Records for the task:
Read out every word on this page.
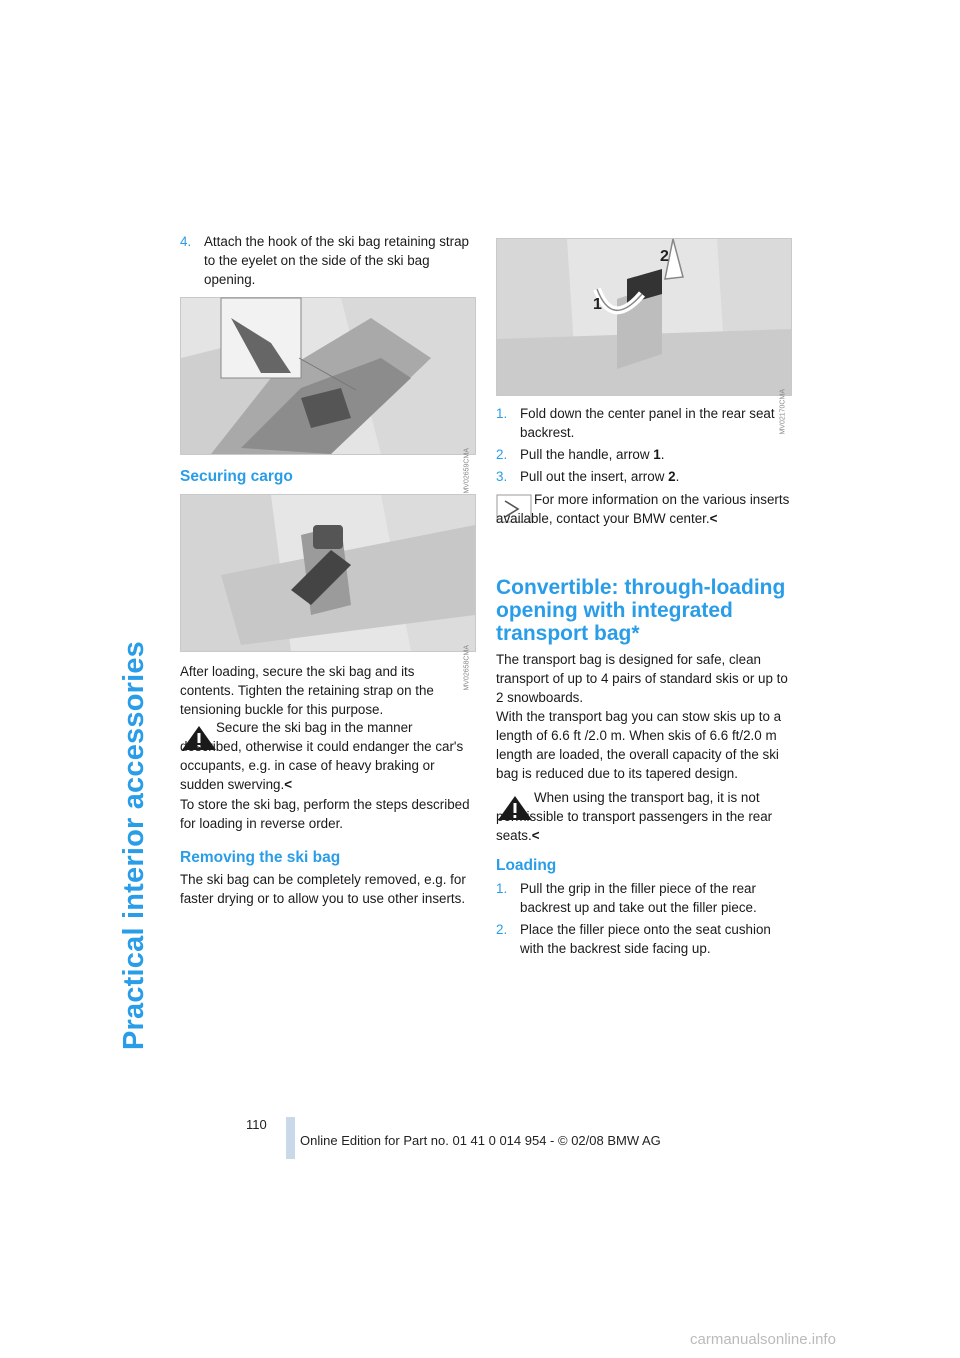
Practical interior accessories
4. Attach the hook of the ski bag retaining strap to the eyelet on the side of the ski bag opening.
MV02659CMA
Securing cargo
MV02658CMA
After loading, secure the ski bag and its contents. Tighten the retaining strap on the tensioning buckle for this purpose.
Secure the ski bag in the manner described, otherwise it could endanger the car's occupants, e.g. in case of heavy braking or sudden swerving.<
To store the ski bag, perform the steps described for loading in reverse order.
Removing the ski bag
The ski bag can be completely removed, e.g. for faster drying or to allow you to use other inserts.
1
2
MV02170CMA
1. Fold down the center panel in the rear seat backrest.
2. Pull the handle, arrow 1.
3. Pull out the insert, arrow 2.
For more information on the various inserts available, contact your BMW center.<
Convertible: through-loading opening with integrated transport bag*
The transport bag is designed for safe, clean transport of up to 4 pairs of standard skis or up to 2 snowboards.
With the transport bag you can stow skis up to a length of 6.6 ft /2.0 m. When skis of 6.6 ft/2.0 m length are loaded, the overall capacity of the ski bag is reduced due to its tapered design.
When using the transport bag, it is not permissible to transport passengers in the rear seats.<
Loading
1. Pull the grip in the filler piece of the rear backrest up and take out the filler piece.
2. Place the filler piece onto the seat cushion with the backrest side facing up.
110
Online Edition for Part no. 01 41 0 014 954 - © 02/08 BMW AG
carmanualsonline.info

Goal:
Gather up the lines containing the word "strap" from these records and copy them.

Completed exercise:
4. Attach the hook of the ski bag retaining strap to the eyelet on the side of the ski bag opening.
After loading, secure the ski bag and its contents. Tighten the retaining strap on the tensioning buckle for this purpose.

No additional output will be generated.